Stated task: Take every line from the listing below that includes "masyarakat" and copy it.

Records provided:
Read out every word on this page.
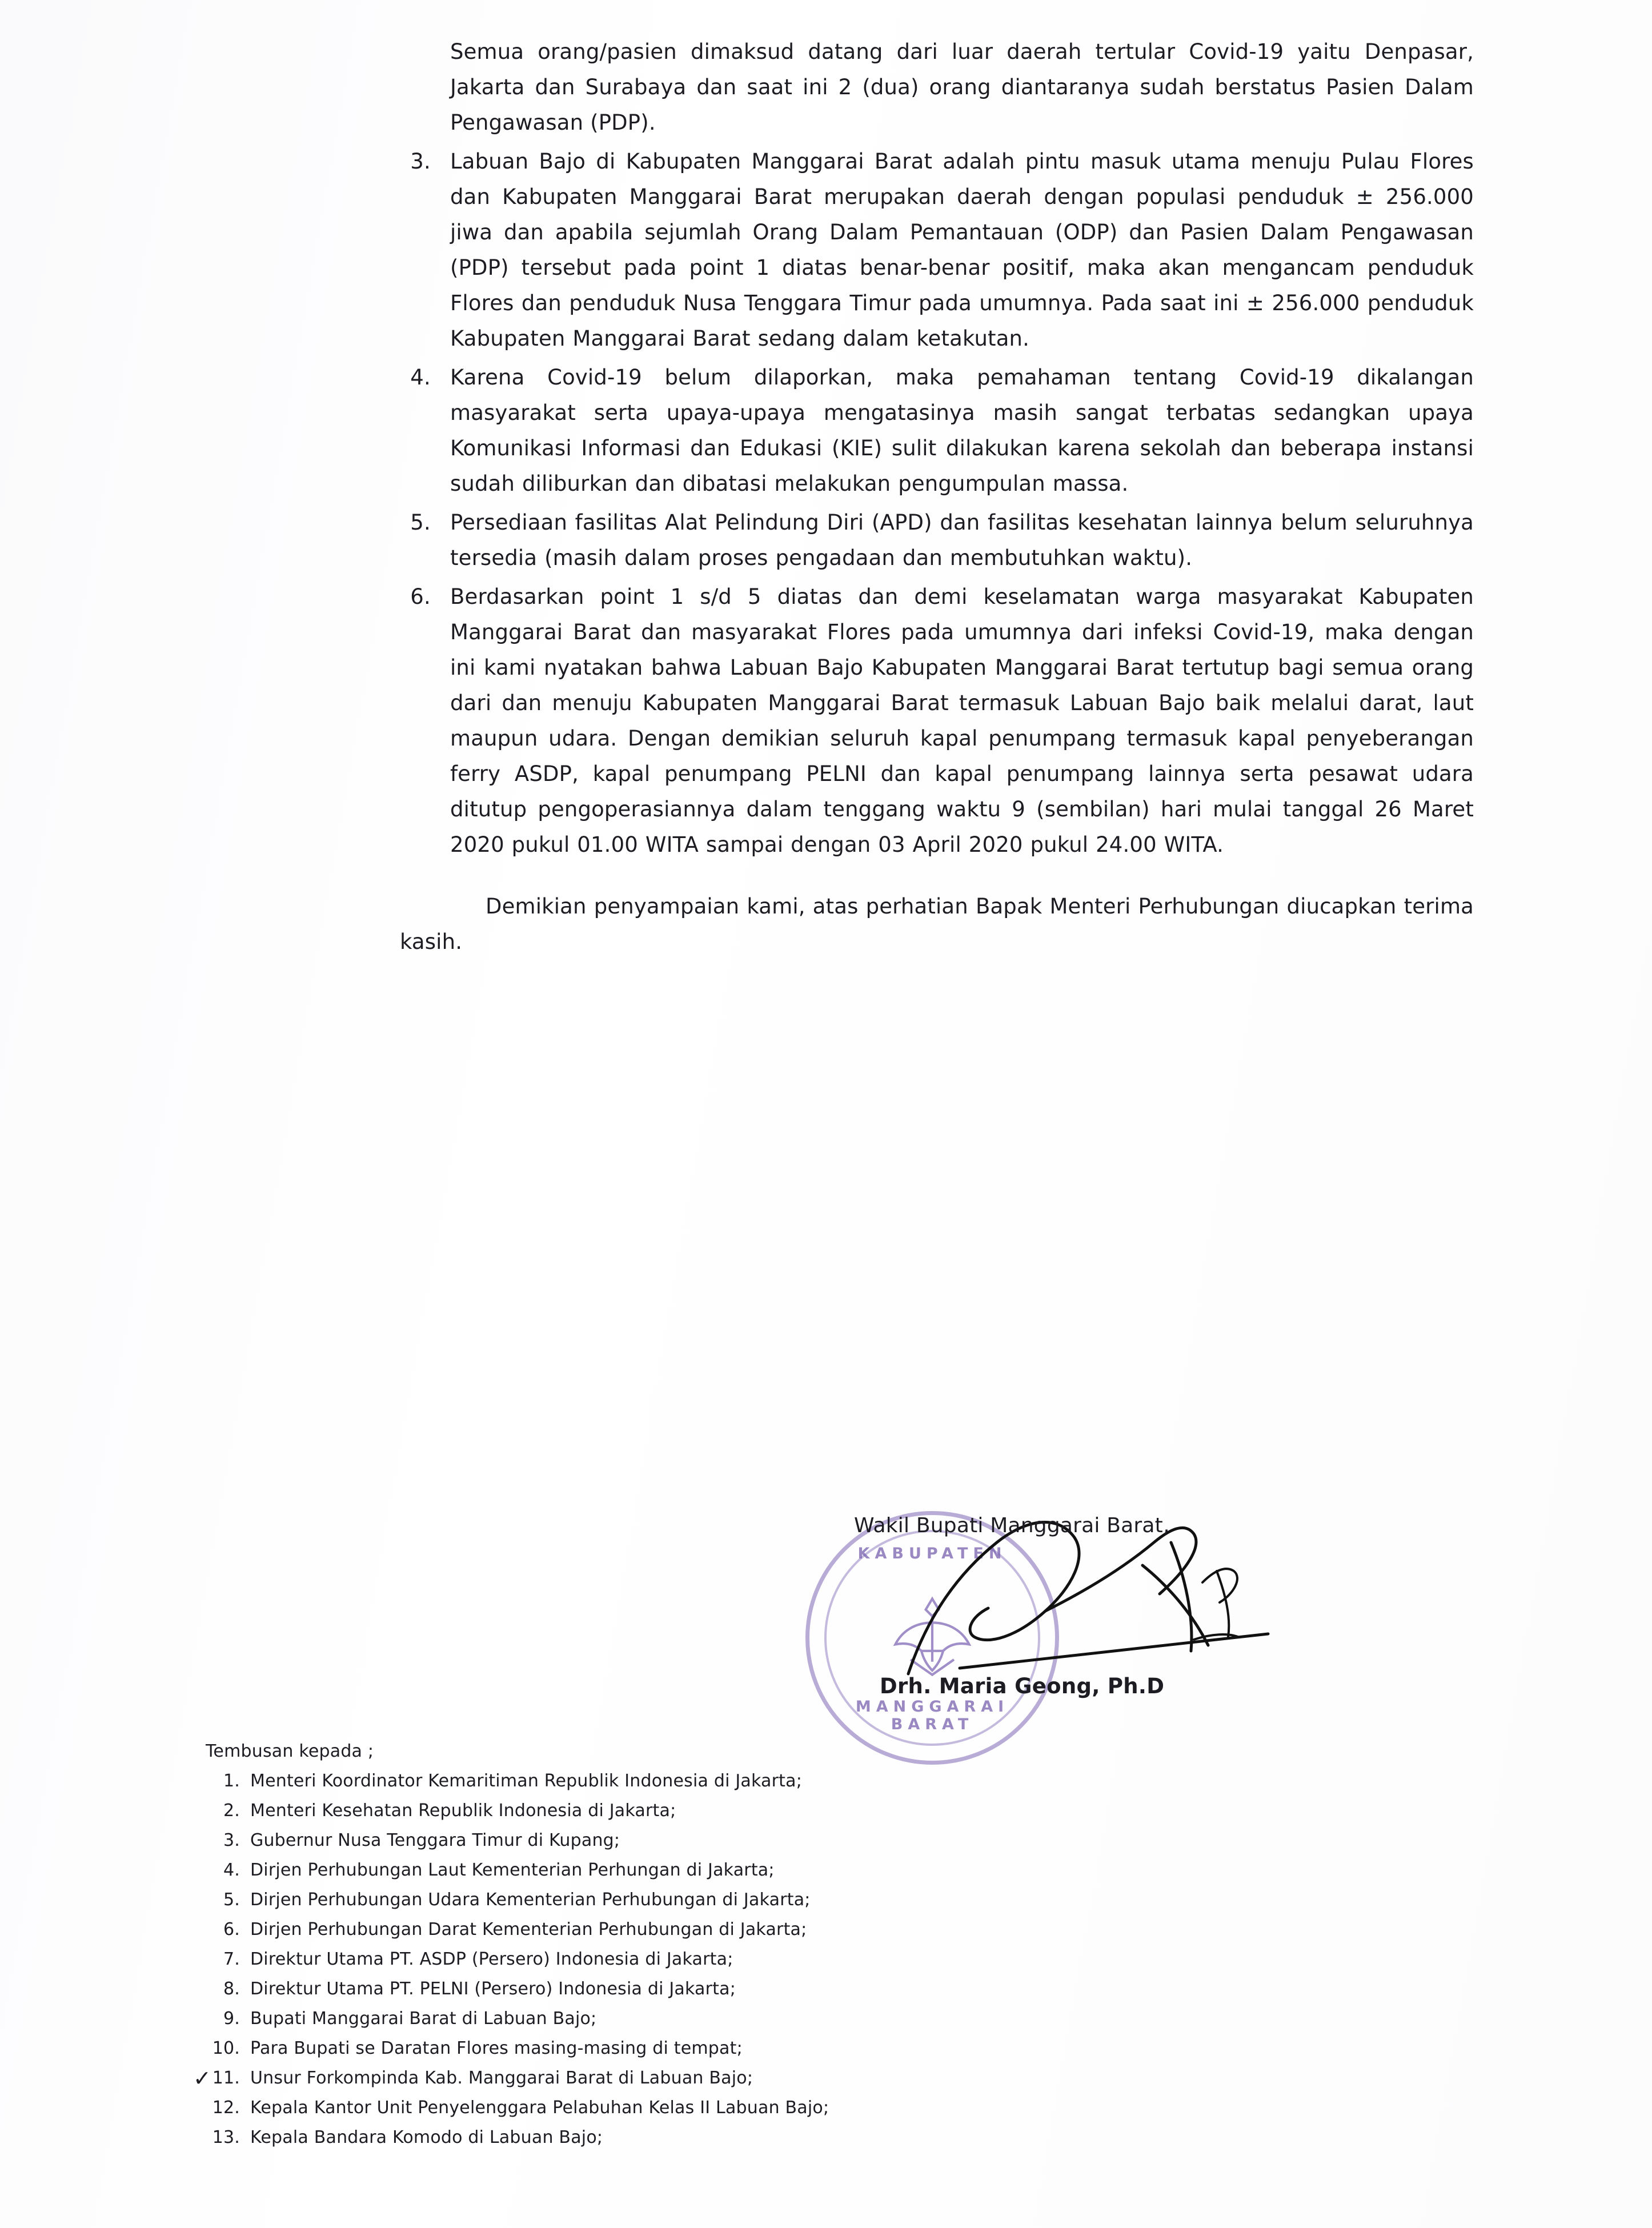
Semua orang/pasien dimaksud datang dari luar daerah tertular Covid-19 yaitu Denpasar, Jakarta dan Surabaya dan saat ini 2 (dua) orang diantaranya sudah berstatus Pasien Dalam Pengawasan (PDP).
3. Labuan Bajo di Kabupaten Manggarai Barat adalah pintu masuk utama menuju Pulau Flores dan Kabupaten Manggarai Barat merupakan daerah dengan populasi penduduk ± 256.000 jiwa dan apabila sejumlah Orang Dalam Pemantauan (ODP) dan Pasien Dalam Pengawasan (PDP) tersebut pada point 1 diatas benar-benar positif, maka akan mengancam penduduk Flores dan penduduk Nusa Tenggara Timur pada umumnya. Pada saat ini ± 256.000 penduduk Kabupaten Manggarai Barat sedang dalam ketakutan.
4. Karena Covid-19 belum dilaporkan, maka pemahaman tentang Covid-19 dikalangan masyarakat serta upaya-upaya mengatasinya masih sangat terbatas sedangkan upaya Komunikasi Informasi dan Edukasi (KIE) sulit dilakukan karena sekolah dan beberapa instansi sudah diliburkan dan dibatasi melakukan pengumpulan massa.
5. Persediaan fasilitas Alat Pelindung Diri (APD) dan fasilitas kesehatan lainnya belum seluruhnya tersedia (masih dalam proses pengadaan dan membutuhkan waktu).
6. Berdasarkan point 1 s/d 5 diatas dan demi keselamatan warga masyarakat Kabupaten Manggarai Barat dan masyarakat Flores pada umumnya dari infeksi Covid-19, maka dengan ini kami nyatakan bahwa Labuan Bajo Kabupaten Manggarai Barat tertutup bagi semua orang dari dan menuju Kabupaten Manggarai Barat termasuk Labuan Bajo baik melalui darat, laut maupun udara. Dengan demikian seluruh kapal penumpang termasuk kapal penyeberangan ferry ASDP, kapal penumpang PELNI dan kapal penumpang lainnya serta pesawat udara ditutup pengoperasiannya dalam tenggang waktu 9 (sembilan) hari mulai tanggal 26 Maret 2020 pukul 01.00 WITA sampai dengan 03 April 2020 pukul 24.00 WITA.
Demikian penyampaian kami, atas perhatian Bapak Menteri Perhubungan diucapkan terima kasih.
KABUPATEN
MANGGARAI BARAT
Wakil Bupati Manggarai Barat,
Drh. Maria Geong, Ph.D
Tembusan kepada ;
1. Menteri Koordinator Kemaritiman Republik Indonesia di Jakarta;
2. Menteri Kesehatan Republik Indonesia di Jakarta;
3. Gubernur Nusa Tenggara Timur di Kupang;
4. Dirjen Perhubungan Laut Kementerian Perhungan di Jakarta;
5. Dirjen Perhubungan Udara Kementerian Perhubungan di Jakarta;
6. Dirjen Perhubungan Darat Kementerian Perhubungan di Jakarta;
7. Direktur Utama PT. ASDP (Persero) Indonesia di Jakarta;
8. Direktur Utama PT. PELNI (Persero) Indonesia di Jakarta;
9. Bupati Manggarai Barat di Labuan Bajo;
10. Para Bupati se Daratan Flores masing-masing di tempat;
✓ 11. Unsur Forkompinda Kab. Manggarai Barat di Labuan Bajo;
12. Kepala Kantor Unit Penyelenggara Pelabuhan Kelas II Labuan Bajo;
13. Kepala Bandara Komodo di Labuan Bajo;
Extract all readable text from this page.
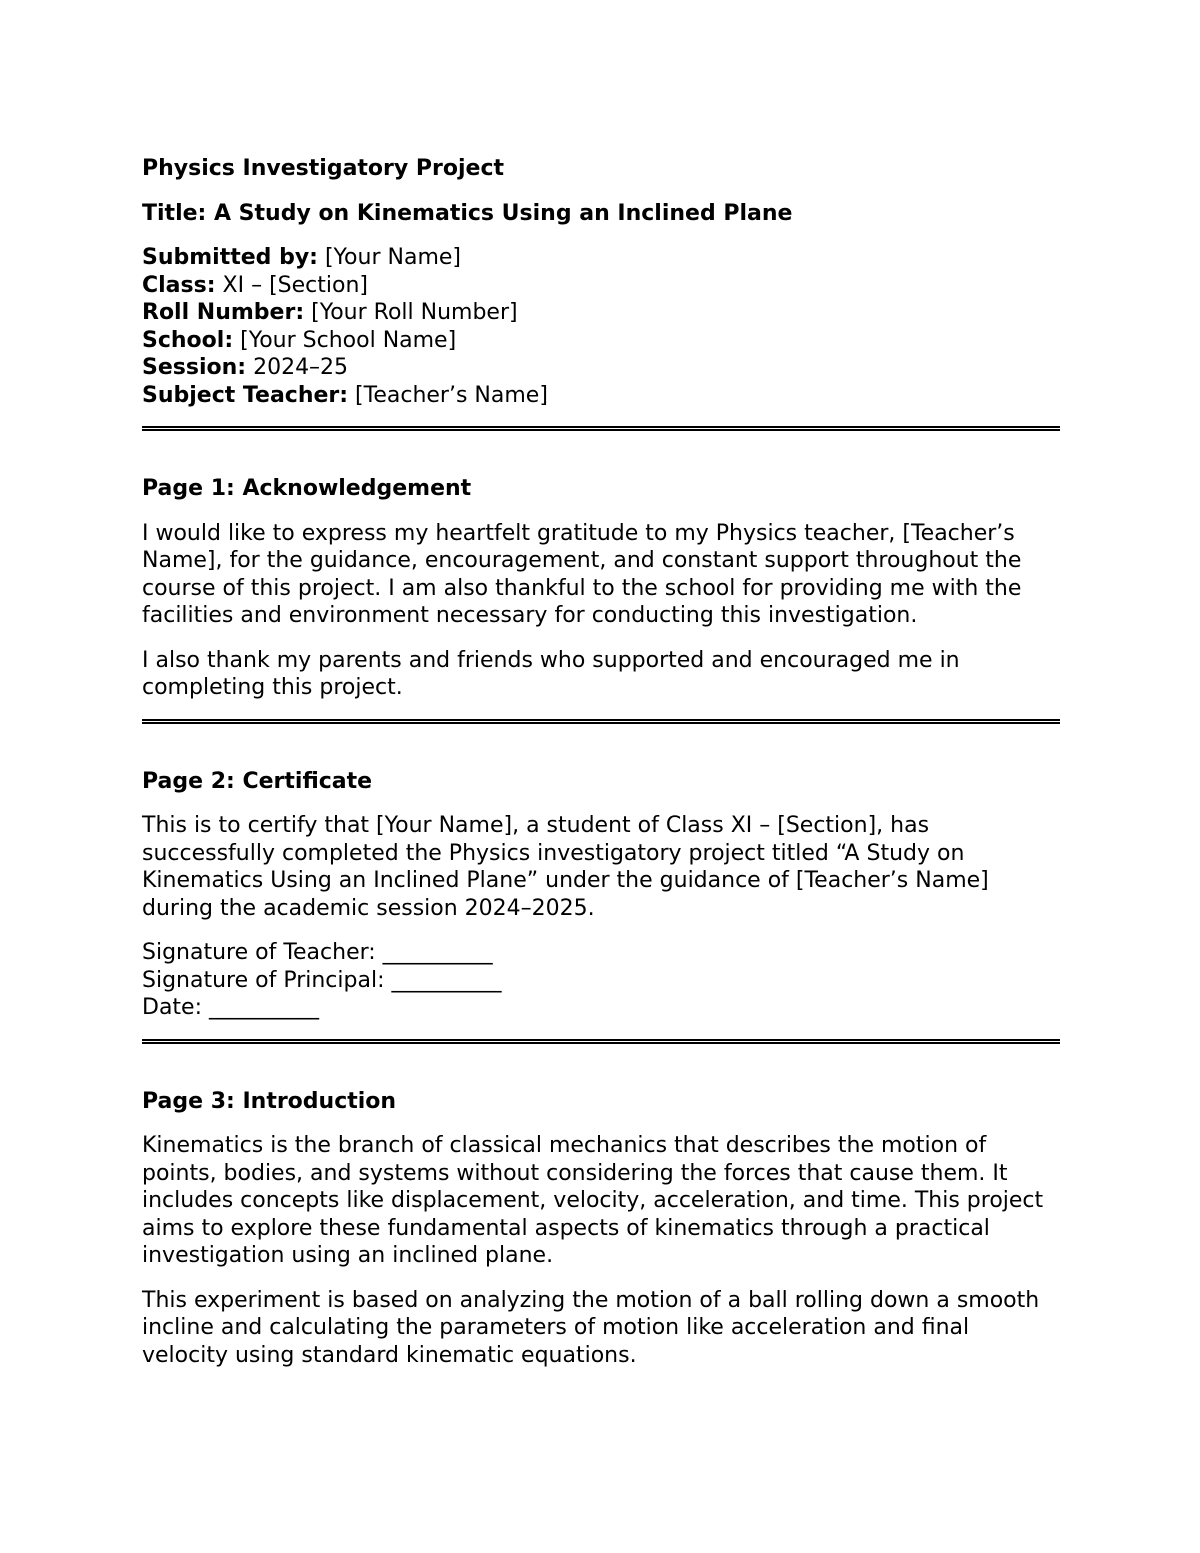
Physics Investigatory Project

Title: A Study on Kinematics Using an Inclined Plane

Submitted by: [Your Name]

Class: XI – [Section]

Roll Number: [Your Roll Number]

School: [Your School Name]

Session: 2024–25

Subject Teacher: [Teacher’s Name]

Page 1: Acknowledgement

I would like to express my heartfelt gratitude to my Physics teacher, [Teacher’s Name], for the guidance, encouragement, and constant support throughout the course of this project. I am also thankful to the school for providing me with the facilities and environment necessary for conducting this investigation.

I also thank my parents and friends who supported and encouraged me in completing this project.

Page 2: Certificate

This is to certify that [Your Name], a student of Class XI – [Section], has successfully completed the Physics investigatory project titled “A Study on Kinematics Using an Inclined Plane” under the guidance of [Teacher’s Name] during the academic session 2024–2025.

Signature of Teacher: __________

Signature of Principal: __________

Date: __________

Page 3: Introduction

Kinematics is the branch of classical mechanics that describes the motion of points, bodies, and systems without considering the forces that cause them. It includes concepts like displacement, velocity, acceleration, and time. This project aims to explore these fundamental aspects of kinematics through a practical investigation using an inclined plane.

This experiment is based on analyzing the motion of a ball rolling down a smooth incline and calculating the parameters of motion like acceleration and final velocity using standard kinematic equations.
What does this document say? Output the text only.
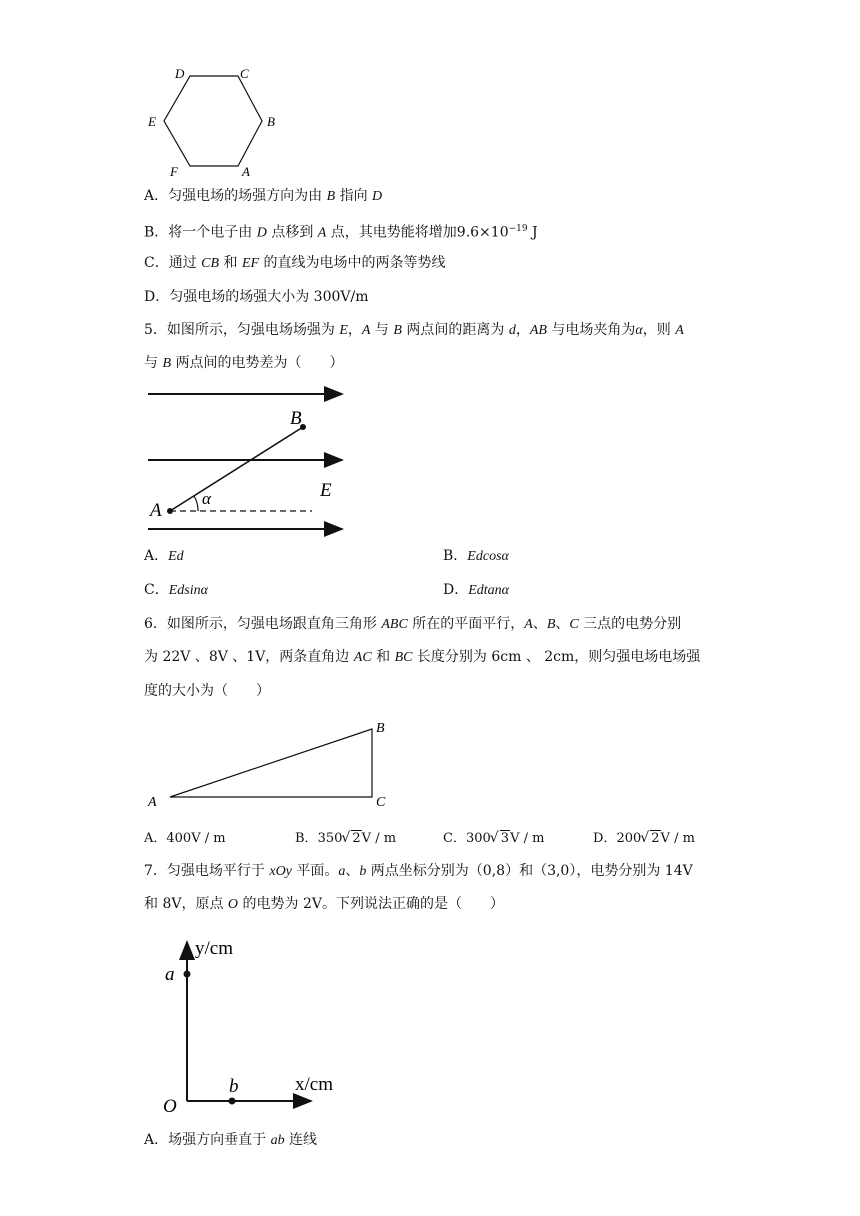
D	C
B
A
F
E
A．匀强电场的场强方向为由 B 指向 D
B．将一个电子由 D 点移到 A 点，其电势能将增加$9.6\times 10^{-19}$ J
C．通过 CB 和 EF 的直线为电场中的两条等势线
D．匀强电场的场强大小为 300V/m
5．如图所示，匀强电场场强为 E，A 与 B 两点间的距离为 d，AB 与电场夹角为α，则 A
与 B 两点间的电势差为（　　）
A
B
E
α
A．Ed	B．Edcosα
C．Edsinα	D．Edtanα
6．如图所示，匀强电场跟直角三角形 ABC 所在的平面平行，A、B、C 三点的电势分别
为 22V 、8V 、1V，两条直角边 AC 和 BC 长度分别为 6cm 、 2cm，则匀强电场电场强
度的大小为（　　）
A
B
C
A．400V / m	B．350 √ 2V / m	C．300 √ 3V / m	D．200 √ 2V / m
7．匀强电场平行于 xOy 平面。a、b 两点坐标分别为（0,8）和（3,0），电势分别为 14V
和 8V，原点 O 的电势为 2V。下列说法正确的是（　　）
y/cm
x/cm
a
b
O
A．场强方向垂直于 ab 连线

The completed task:
4. Karena Covid-19 belum dilaporkan, maka pemahaman tentang Covid-19 dikalangan masyarakat serta upaya-upaya mengatasinya masih sangat terbatas sedangkan upaya Komunikasi Informasi dan Edukasi (KIE) sulit dilakukan karena sekolah dan beberapa instansi sudah diliburkan dan dibatasi melakukan pengumpulan massa.
6. Berdasarkan point 1 s/d 5 diatas dan demi keselamatan warga masyarakat Kabupaten Manggarai Barat dan masyarakat Flores pada umumnya dari infeksi Covid-19, maka dengan ini kami nyatakan bahwa Labuan Bajo Kabupaten Manggarai Barat tertutup bagi semua orang dari dan menuju Kabupaten Manggarai Barat termasuk Labuan Bajo baik melalui darat, laut maupun udara. Dengan demikian seluruh kapal penumpang termasuk kapal penyeberangan ferry ASDP, kapal penumpang PELNI dan kapal penumpang lainnya serta pesawat udara ditutup pengoperasiannya dalam tenggang waktu 9 (sembilan) hari mulai tanggal 26 Maret 2020 pukul 01.00 WITA sampai dengan 03 April 2020 pukul 24.00 WITA.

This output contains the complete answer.